TASK REQUIREMENTS:
In the data that follows, count the lines in which the word "Merkezi" occurs, and report that figure alone.

DATA FOR THE TASK:
— BEGIN —

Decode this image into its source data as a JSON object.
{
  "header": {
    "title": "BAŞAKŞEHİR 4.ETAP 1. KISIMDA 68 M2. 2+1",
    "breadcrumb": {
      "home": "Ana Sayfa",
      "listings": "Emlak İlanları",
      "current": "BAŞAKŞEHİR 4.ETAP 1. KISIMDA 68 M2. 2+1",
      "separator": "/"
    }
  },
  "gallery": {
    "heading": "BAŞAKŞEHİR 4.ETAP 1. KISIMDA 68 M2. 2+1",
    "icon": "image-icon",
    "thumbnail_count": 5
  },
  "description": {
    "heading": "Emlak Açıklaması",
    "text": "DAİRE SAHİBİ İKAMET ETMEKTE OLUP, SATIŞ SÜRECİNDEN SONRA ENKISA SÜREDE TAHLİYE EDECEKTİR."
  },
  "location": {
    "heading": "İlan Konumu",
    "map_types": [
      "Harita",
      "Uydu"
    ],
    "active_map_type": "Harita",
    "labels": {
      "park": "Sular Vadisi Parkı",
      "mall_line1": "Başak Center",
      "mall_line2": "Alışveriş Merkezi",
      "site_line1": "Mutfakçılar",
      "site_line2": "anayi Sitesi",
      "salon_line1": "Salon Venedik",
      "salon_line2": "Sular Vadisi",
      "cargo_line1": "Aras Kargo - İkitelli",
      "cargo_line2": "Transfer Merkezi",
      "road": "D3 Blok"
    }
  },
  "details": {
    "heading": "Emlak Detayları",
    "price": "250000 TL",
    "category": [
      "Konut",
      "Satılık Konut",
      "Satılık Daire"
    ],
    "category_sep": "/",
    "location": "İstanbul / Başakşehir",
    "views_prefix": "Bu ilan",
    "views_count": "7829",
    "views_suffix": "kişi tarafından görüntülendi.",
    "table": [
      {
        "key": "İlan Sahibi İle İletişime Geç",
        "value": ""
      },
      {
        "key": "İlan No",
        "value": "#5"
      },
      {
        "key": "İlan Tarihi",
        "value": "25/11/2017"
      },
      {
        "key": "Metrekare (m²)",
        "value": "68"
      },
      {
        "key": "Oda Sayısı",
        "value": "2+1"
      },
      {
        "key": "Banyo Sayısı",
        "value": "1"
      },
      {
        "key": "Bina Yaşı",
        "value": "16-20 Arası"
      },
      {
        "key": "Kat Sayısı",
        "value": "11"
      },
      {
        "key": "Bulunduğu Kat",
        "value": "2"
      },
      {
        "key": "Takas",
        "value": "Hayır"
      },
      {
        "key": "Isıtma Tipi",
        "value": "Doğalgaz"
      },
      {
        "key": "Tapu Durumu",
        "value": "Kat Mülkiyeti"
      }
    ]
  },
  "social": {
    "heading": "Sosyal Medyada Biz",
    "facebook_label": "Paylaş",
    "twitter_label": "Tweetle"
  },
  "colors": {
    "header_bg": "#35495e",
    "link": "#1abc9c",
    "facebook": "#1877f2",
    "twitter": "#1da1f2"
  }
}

— END —

ANSWER TO THIS PROBLEM:
2